Print all entries precisely as they are written.

### Recorded data:
((
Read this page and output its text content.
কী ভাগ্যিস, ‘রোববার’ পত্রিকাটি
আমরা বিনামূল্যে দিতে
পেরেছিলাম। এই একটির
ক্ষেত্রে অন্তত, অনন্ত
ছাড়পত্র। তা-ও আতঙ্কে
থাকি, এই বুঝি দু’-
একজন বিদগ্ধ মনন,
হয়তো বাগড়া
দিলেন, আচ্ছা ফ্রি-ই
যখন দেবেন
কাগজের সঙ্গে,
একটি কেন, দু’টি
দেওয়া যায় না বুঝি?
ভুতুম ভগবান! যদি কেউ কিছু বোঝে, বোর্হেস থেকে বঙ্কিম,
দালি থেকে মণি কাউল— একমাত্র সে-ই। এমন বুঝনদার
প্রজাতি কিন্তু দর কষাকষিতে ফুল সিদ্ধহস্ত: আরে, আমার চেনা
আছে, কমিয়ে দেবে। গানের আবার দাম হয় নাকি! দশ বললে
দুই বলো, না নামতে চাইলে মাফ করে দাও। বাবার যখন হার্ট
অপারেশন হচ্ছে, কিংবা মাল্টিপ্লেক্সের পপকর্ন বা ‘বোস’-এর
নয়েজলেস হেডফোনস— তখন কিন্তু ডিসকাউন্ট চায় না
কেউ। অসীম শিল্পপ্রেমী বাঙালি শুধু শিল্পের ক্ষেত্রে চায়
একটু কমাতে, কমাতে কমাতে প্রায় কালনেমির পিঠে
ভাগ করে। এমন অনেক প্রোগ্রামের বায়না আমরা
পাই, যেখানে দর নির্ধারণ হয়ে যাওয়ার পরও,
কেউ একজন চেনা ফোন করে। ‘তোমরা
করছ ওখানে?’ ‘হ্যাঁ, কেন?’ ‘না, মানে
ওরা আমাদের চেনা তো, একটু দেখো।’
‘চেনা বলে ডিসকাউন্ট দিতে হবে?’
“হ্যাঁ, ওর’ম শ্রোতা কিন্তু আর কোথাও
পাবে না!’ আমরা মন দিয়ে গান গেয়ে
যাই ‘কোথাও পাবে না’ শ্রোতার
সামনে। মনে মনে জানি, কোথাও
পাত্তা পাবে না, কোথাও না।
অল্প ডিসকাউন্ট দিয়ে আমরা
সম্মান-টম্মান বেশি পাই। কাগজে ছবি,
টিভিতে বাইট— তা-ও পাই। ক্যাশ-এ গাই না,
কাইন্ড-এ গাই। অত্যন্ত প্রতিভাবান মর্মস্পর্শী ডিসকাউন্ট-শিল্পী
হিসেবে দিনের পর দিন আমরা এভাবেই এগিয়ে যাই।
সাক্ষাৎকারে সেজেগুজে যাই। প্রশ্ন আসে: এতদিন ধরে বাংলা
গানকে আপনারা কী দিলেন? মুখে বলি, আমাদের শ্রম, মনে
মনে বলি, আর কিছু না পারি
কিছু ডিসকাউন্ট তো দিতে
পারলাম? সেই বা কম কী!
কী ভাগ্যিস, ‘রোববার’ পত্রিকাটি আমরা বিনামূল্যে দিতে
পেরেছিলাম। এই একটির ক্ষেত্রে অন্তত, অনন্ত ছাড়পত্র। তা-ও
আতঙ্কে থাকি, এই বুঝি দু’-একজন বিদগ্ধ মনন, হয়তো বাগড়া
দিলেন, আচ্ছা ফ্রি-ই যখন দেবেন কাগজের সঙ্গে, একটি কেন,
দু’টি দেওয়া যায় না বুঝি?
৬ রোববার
))
### Complete response:
Read this page and output its text content.
কী ভাগ্যিস, ‘রোববার’ পত্রিকাটি
আমরা বিনামূল্যে দিতে
পেরেছিলাম। এই একটির
ক্ষেত্রে অন্তত, অনন্ত
ছাড়পত্র। তা-ও আতঙ্কে
থাকি, এই বুঝি দু’-
একজন বিদগ্ধ মনন,
হয়তো বাগড়া
দিলেন, আচ্ছা ফ্রি-ই
যখন দেবেন
কাগজের সঙ্গে,
একটি কেন, দু’টি
দেওয়া যায় না বুঝি?
ভুতুম ভগবান! যদি কেউ কিছু বোঝে, বোর্হেস থেকে বঙ্কিম,
দালি থেকে মণি কাউল— একমাত্র সে-ই। এমন বুঝনদার
প্রজাতি কিন্তু দর কষাকষিতে ফুল সিদ্ধহস্ত: আরে, আমার চেনা
আছে, কমিয়ে দেবে। গানের আবার দাম হয় নাকি! দশ বললে
দুই বলো, না নামতে চাইলে মাফ করে দাও। বাবার যখন হার্ট
অপারেশন হচ্ছে, কিংবা মাল্টিপ্লেক্সের পপকর্ন বা ‘বোস’-এর
নয়েজলেস হেডফোনস— তখন কিন্তু ডিসকাউন্ট চায় না
কেউ। অসীম শিল্পপ্রেমী বাঙালি শুধু শিল্পের ক্ষেত্রে চায়
একটু কমাতে, কমাতে কমাতে প্রায় কালনেমির পিঠে
ভাগ করে। এমন অনেক প্রোগ্রামের বায়না আমরা
পাই, যেখানে দর নির্ধারণ হয়ে যাওয়ার পরও,
কেউ একজন চেনা ফোন করে। ‘তোমরা
করছ ওখানে?’ ‘হ্যাঁ, কেন?’ ‘না, মানে
ওরা আমাদের চেনা তো, একটু দেখো।’
‘চেনা বলে ডিসকাউন্ট দিতে হবে?’
“হ্যাঁ, ওর’ম শ্রোতা কিন্তু আর কোথাও
পাবে না!’ আমরা মন দিয়ে গান গেয়ে
যাই ‘কোথাও পাবে না’ শ্রোতার
সামনে। মনে মনে জানি, কোথাও
পাত্তা পাবে না, কোথাও না।
অল্প ডিসকাউন্ট দিয়ে আমরা
সম্মান-টম্মান বেশি পাই। কাগজে ছবি,
টিভিতে বাইট— তা-ও পাই। ক্যাশ-এ গাই না,
কাইন্ড-এ গাই। অত্যন্ত প্রতিভাবান মর্মস্পর্শী ডিসকাউন্ট-শিল্পী
হিসেবে দিনের পর দিন আমরা এভাবেই এগিয়ে যাই।
সাক্ষাৎকারে সেজেগুজে যাই। প্রশ্ন আসে: এতদিন ধরে বাংলা
গানকে আপনারা কী দিলেন? মুখে বলি, আমাদের শ্রম, মনে
মনে বলি, আর কিছু না পারি
কিছু ডিসকাউন্ট তো দিতে
পারলাম? সেই বা কম কী!
কী ভাগ্যিস, ‘রোববার’ পত্রিকাটি আমরা বিনামূল্যে দিতে
পেরেছিলাম। এই একটির ক্ষেত্রে অন্তত, অনন্ত ছাড়পত্র। তা-ও
আতঙ্কে থাকি, এই বুঝি দু’-একজন বিদগ্ধ মনন, হয়তো বাগড়া
দিলেন, আচ্ছা ফ্রি-ই যখন দেবেন কাগজের সঙ্গে, একটি কেন,
দু’টি দেওয়া যায় না বুঝি?
৬ রোববার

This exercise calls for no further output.